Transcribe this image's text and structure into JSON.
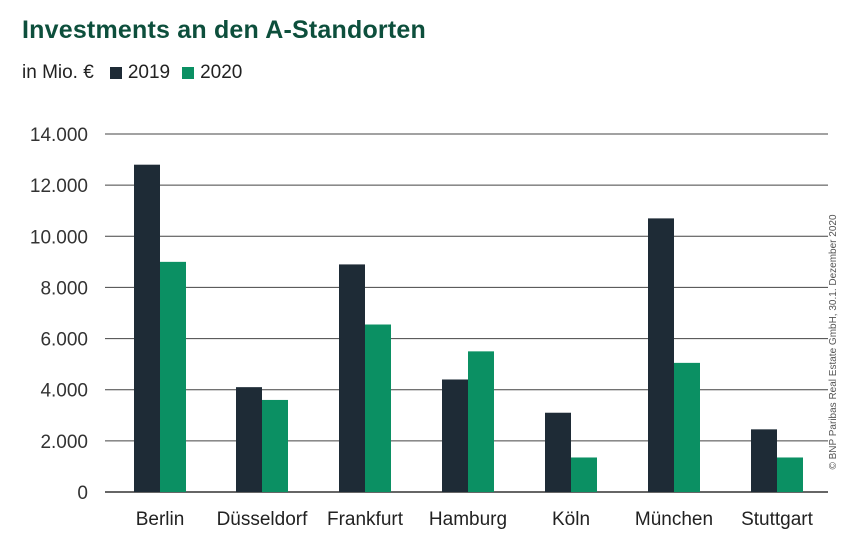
{
  "chart_data": {
    "type": "bar",
    "title": "Investments an den A-Standorten",
    "unit_label": "in Mio. €",
    "categories": [
      "Berlin",
      "Düsseldorf",
      "Frankfurt",
      "Hamburg",
      "Köln",
      "München",
      "Stuttgart"
    ],
    "series": [
      {
        "name": "2019",
        "color": "#1e2b36",
        "values": [
          12800,
          4100,
          8900,
          4400,
          3100,
          10700,
          2450
        ]
      },
      {
        "name": "2020",
        "color": "#0b9063",
        "values": [
          9000,
          3600,
          6550,
          5500,
          1350,
          5050,
          1350
        ]
      }
    ],
    "ylim": [
      0,
      14000
    ],
    "yticks": [
      0,
      2000,
      4000,
      6000,
      8000,
      10000,
      12000,
      14000
    ],
    "ytick_labels": [
      "0",
      "2.000",
      "4.000",
      "6.000",
      "8.000",
      "10.000",
      "12.000",
      "14.000"
    ],
    "grid": true,
    "xlabel": "",
    "ylabel": "",
    "credit": "© BNP Paribas Real Estate GmbH, 30.1. Dezember 2020"
  }
}
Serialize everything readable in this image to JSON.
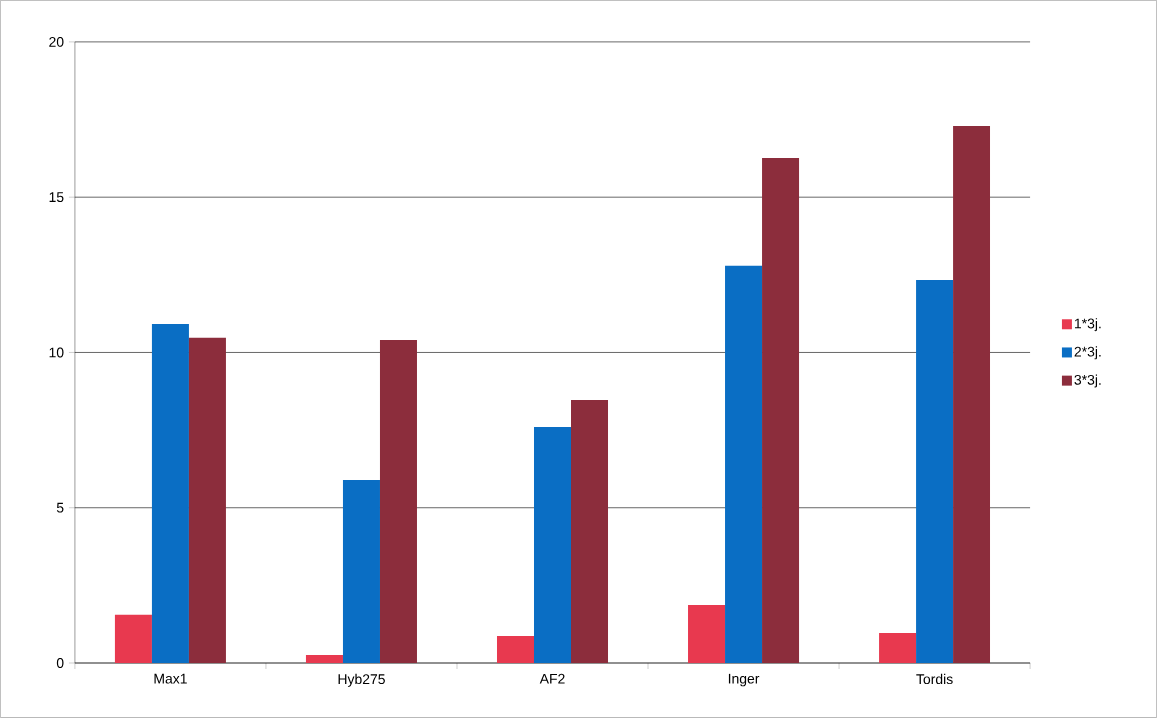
{
  "chart_data": {
    "type": "bar",
    "categories": [
      "Max1",
      "Hyb275",
      "AF2",
      "Inger",
      "Tordis"
    ],
    "series": [
      {
        "name": "1*3j.",
        "color": "#e8394f",
        "values": [
          1.55,
          0.26,
          0.87,
          1.87,
          0.97
        ]
      },
      {
        "name": "2*3j.",
        "color": "#0a6ec4",
        "values": [
          10.92,
          5.89,
          7.6,
          12.79,
          12.33
        ]
      },
      {
        "name": "3*3j.",
        "color": "#8c2d3c",
        "values": [
          10.47,
          10.4,
          8.47,
          16.26,
          17.29
        ]
      }
    ],
    "ylim": [
      0,
      20
    ],
    "yticks": [
      0,
      5,
      10,
      15,
      20
    ],
    "grid": "y",
    "legend": "right"
  }
}
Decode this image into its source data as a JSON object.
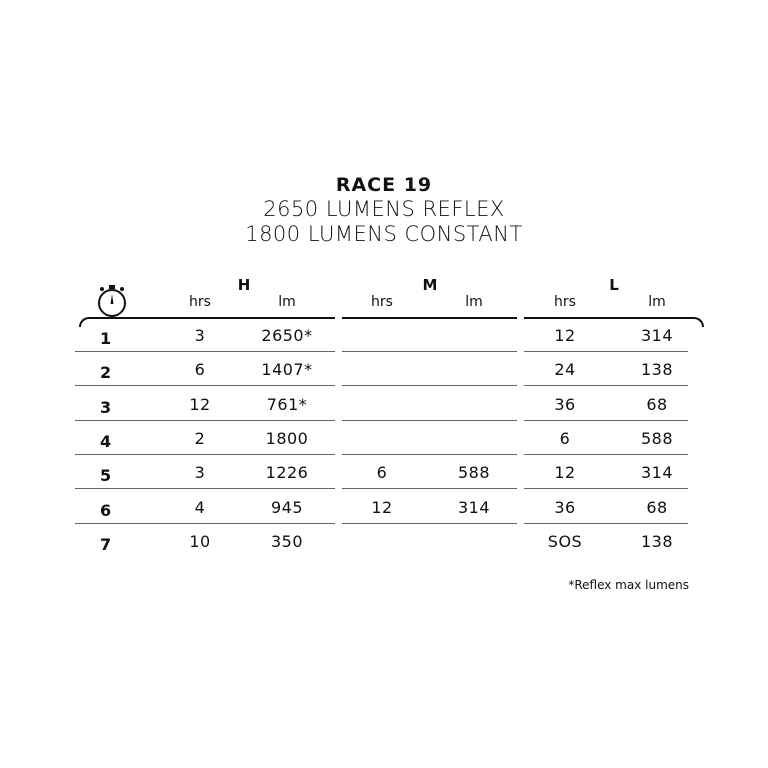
{
  "title": "RACE 19",
  "subtitle_1": "2650 LUMENS REFLEX",
  "subtitle_2": "1800 LUMENS CONSTANT",
  "icon": "stopwatch-icon",
  "groups": [
    {
      "label": "H",
      "cols": [
        "hrs",
        "lm"
      ]
    },
    {
      "label": "M",
      "cols": [
        "hrs",
        "lm"
      ]
    },
    {
      "label": "L",
      "cols": [
        "hrs",
        "lm"
      ]
    }
  ],
  "rows": [
    {
      "mode": "1",
      "cells": [
        "3",
        "2650*",
        "",
        "",
        "12",
        "314"
      ]
    },
    {
      "mode": "2",
      "cells": [
        "6",
        "1407*",
        "",
        "",
        "24",
        "138"
      ]
    },
    {
      "mode": "3",
      "cells": [
        "12",
        "761*",
        "",
        "",
        "36",
        "68"
      ]
    },
    {
      "mode": "4",
      "cells": [
        "2",
        "1800",
        "",
        "",
        "6",
        "588"
      ]
    },
    {
      "mode": "5",
      "cells": [
        "3",
        "1226",
        "6",
        "588",
        "12",
        "314"
      ]
    },
    {
      "mode": "6",
      "cells": [
        "4",
        "945",
        "12",
        "314",
        "36",
        "68"
      ]
    },
    {
      "mode": "7",
      "cells": [
        "10",
        "350",
        "",
        "",
        "SOS",
        "138"
      ]
    }
  ],
  "footnote": "*Reflex max lumens"
}
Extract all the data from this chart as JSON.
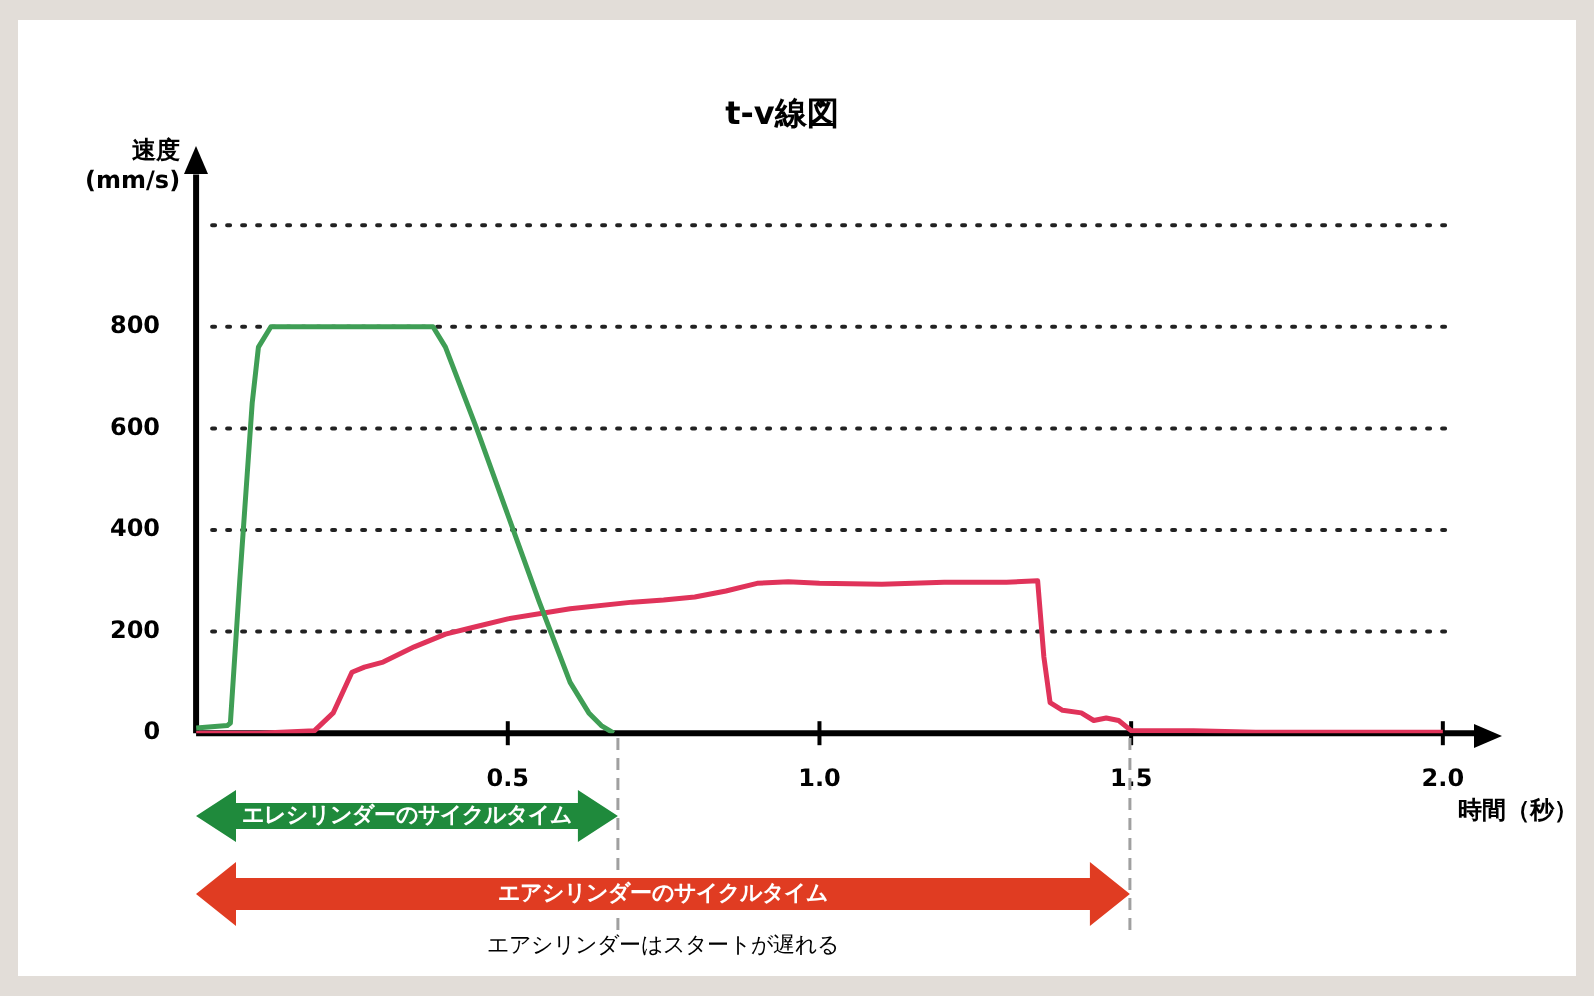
{
  "chart_data": {
    "type": "line",
    "title": "t-v線図",
    "xlabel": "時間（秒）",
    "ylabel": "速度\n(mm/s)",
    "xlim": [
      0,
      2.05
    ],
    "xticks": [
      0.5,
      {
        "value": 1,
        "label": "1.0"
      },
      1.5,
      {
        "value": 2,
        "label": "2.0"
      }
    ],
    "ylim": [
      0,
      1100
    ],
    "yticks": [
      0,
      200,
      400,
      600,
      800,
      {
        "value": 1000,
        "label": null
      }
    ],
    "grid": "y",
    "legend": false,
    "marker": "none",
    "line_style": "solid",
    "series": [
      {
        "color": "#3f9e55",
        "x": [
          0,
          0.05,
          0.055,
          0.07,
          0.09,
          0.1,
          0.12,
          0.15,
          0.3,
          0.38,
          0.4,
          0.45,
          0.5,
          0.55,
          0.6,
          0.63,
          0.65,
          0.67
        ],
        "values": [
          10,
          15,
          20,
          300,
          650,
          760,
          800,
          800,
          800,
          800,
          760,
          600,
          430,
          260,
          100,
          40,
          15,
          0
        ]
      },
      {
        "color": "#e0335a",
        "x": [
          0,
          0.1,
          0.19,
          0.22,
          0.25,
          0.27,
          0.3,
          0.35,
          0.4,
          0.45,
          0.5,
          0.6,
          0.7,
          0.75,
          0.8,
          0.85,
          0.9,
          0.95,
          1.0,
          1.1,
          1.2,
          1.3,
          1.35,
          1.36,
          1.37,
          1.39,
          1.42,
          1.44,
          1.46,
          1.48,
          1.5,
          1.6,
          1.7,
          2.0
        ],
        "values": [
          0,
          0,
          5,
          40,
          120,
          130,
          140,
          170,
          195,
          210,
          225,
          245,
          258,
          262,
          268,
          280,
          295,
          298,
          295,
          293,
          297,
          297,
          300,
          150,
          60,
          45,
          40,
          25,
          30,
          25,
          5,
          5,
          2,
          2
        ]
      }
    ],
    "annotations": [
      "エレシリンダーのサイクルタイム",
      "エアシリンダーのサイクルタイム",
      "エアシリンダーはスタートが遅れる"
    ]
  }
}
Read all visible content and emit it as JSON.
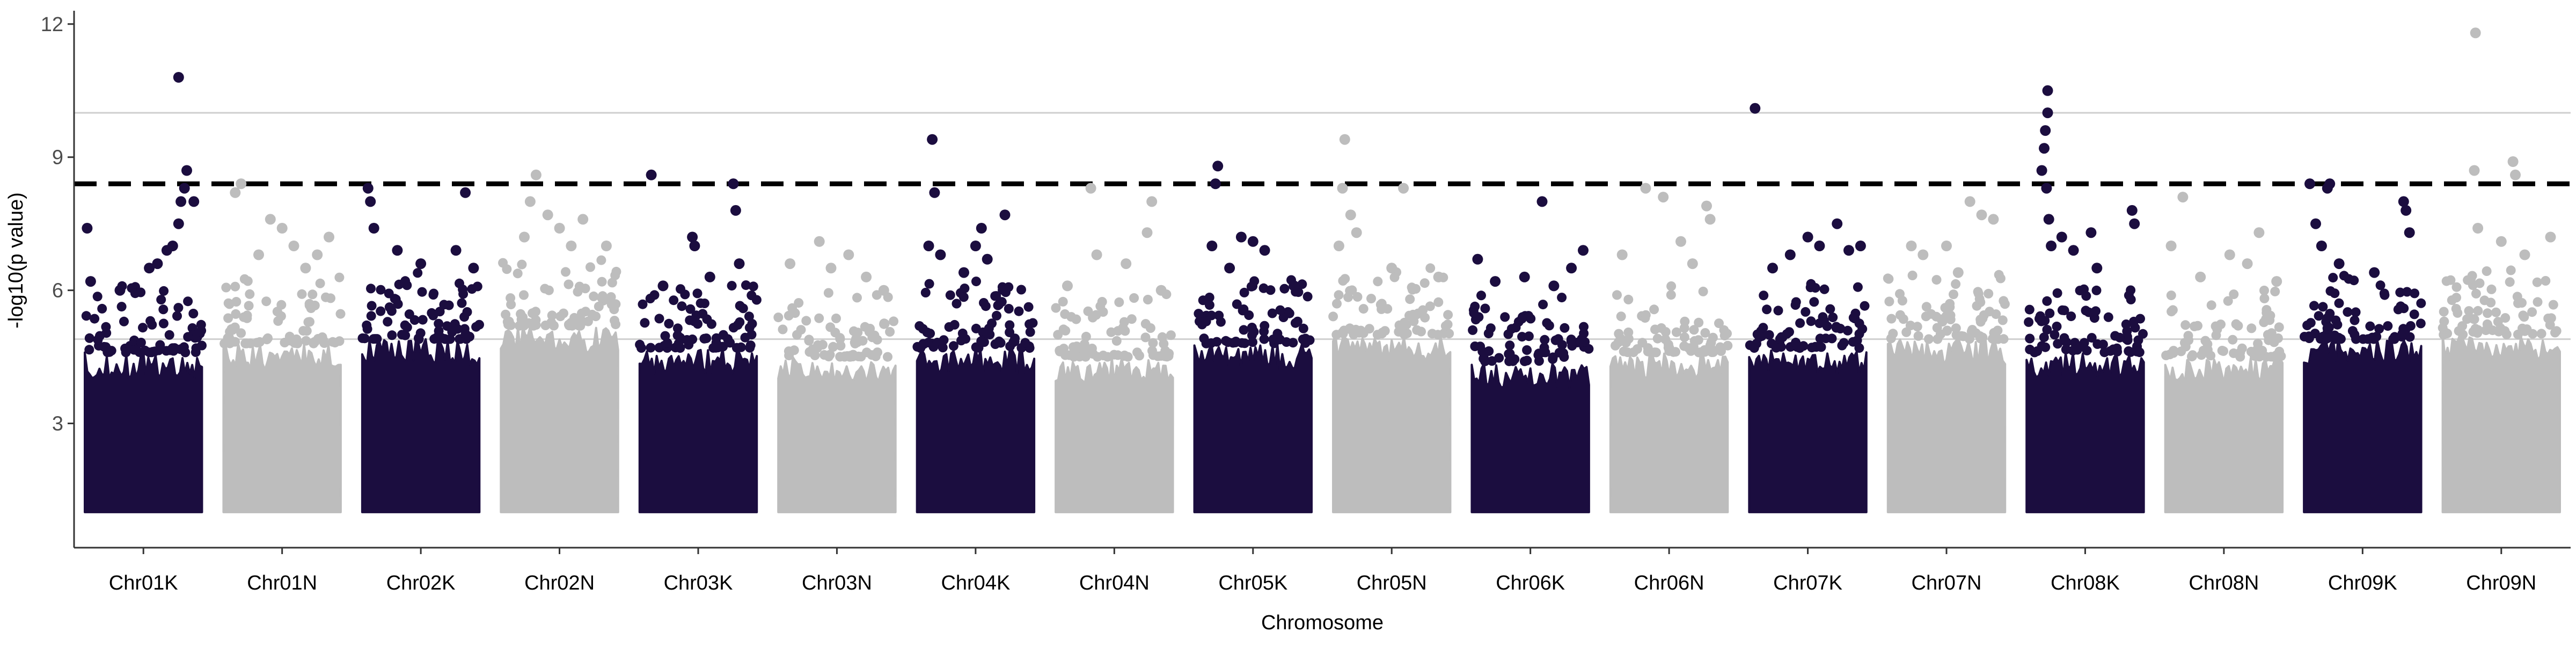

----

### [Task prompt]
Copy the listing over exactly, skipping the pictures it holds.

### [Answer to this exercise]
Transcribe this image's text and structure into JSON.
{
  "chart_data": {
    "type": "bar",
    "title": "Investments an den A-Standorten",
    "unit_label": "in Mio. €",
    "categories": [
      "Berlin",
      "Düsseldorf",
      "Frankfurt",
      "Hamburg",
      "Köln",
      "München",
      "Stuttgart"
    ],
    "series": [
      {
        "name": "2019",
        "color": "#1e2b36",
        "values": [
          12800,
          4100,
          8900,
          4400,
          3100,
          10700,
          2450
        ]
      },
      {
        "name": "2020",
        "color": "#0b9063",
        "values": [
          9000,
          3600,
          6550,
          5500,
          1350,
          5050,
          1350
        ]
      }
    ],
    "ylim": [
      0,
      14000
    ],
    "yticks": [
      0,
      2000,
      4000,
      6000,
      8000,
      10000,
      12000,
      14000
    ],
    "ytick_labels": [
      "0",
      "2.000",
      "4.000",
      "6.000",
      "8.000",
      "10.000",
      "12.000",
      "14.000"
    ],
    "grid": true,
    "xlabel": "",
    "ylabel": "",
    "credit": "© BNP Paribas Real Estate GmbH, 30.1. Dezember 2020"
  }
}
Serialize everything readable in this image to JSON.
{
  "chart_data": {
    "type": "bar",
    "categories": [
      "Max1",
      "Hyb275",
      "AF2",
      "Inger",
      "Tordis"
    ],
    "series": [
      {
        "name": "1*3j.",
        "color": "#e8394f",
        "values": [
          1.55,
          0.26,
          0.87,
          1.87,
          0.97
        ]
      },
      {
        "name": "2*3j.",
        "color": "#0a6ec4",
        "values": [
          10.92,
          5.89,
          7.6,
          12.79,
          12.33
        ]
      },
      {
        "name": "3*3j.",
        "color": "#8c2d3c",
        "values": [
          10.47,
          10.4,
          8.47,
          16.26,
          17.29
        ]
      }
    ],
    "ylim": [
      0,
      20
    ],
    "yticks": [
      0,
      5,
      10,
      15,
      20
    ],
    "grid": "y",
    "legend": "right"
  }
}
Decode this image into its source data as a JSON object.
{
  "title": "RACE 19",
  "subtitle_1": "2650 LUMENS REFLEX",
  "subtitle_2": "1800 LUMENS CONSTANT",
  "icon": "stopwatch-icon",
  "groups": [
    {
      "label": "H",
      "cols": [
        "hrs",
        "lm"
      ]
    },
    {
      "label": "M",
      "cols": [
        "hrs",
        "lm"
      ]
    },
    {
      "label": "L",
      "cols": [
        "hrs",
        "lm"
      ]
    }
  ],
  "rows": [
    {
      "mode": "1",
      "cells": [
        "3",
        "2650*",
        "",
        "",
        "12",
        "314"
      ]
    },
    {
      "mode": "2",
      "cells": [
        "6",
        "1407*",
        "",
        "",
        "24",
        "138"
      ]
    },
    {
      "mode": "3",
      "cells": [
        "12",
        "761*",
        "",
        "",
        "36",
        "68"
      ]
    },
    {
      "mode": "4",
      "cells": [
        "2",
        "1800",
        "",
        "",
        "6",
        "588"
      ]
    },
    {
      "mode": "5",
      "cells": [
        "3",
        "1226",
        "6",
        "588",
        "12",
        "314"
      ]
    },
    {
      "mode": "6",
      "cells": [
        "4",
        "945",
        "12",
        "314",
        "36",
        "68"
      ]
    },
    {
      "mode": "7",
      "cells": [
        "10",
        "350",
        "",
        "",
        "SOS",
        "138"
      ]
    }
  ],
  "footnote": "*Reflex max lumens"
}
Extract all the data from this chart as JSON.
{
  "chart_data": {
    "type": "line",
    "title": "t-v線図",
    "xlabel": "時間（秒）",
    "ylabel": "速度\n(mm/s)",
    "xlim": [
      0,
      2.05
    ],
    "xticks": [
      0.5,
      {
        "value": 1,
        "label": "1.0"
      },
      1.5,
      {
        "value": 2,
        "label": "2.0"
      }
    ],
    "ylim": [
      0,
      1100
    ],
    "yticks": [
      0,
      200,
      400,
      600,
      800,
      {
        "value": 1000,
        "label": null
      }
    ],
    "grid": "y",
    "legend": false,
    "marker": "none",
    "line_style": "solid",
    "series": [
      {
        "color": "#3f9e55",
        "x": [
          0,
          0.05,
          0.055,
          0.07,
          0.09,
          0.1,
          0.12,
          0.15,
          0.3,
          0.38,
          0.4,
          0.45,
          0.5,
          0.55,
          0.6,
          0.63,
          0.65,
          0.67
        ],
        "values": [
          10,
          15,
          20,
          300,
          650,
          760,
          800,
          800,
          800,
          800,
          760,
          600,
          430,
          260,
          100,
          40,
          15,
          0
        ]
      },
      {
        "color": "#e0335a",
        "x": [
          0,
          0.1,
          0.19,
          0.22,
          0.25,
          0.27,
          0.3,
          0.35,
          0.4,
          0.45,
          0.5,
          0.6,
          0.7,
          0.75,
          0.8,
          0.85,
          0.9,
          0.95,
          1.0,
          1.1,
          1.2,
          1.3,
          1.35,
          1.36,
          1.37,
          1.39,
          1.42,
          1.44,
          1.46,
          1.48,
          1.5,
          1.6,
          1.7,
          2.0
        ],
        "values": [
          0,
          0,
          5,
          40,
          120,
          130,
          140,
          170,
          195,
          210,
          225,
          245,
          258,
          262,
          268,
          280,
          295,
          298,
          295,
          293,
          297,
          297,
          300,
          150,
          60,
          45,
          40,
          25,
          30,
          25,
          5,
          5,
          2,
          2
        ]
      }
    ],
    "annotations": [
      "エレシリンダーのサイクルタイム",
      "エアシリンダーのサイクルタイム",
      "エアシリンダーはスタートが遅れる"
    ]
  }
}
Read all visible content and emit it as JSON.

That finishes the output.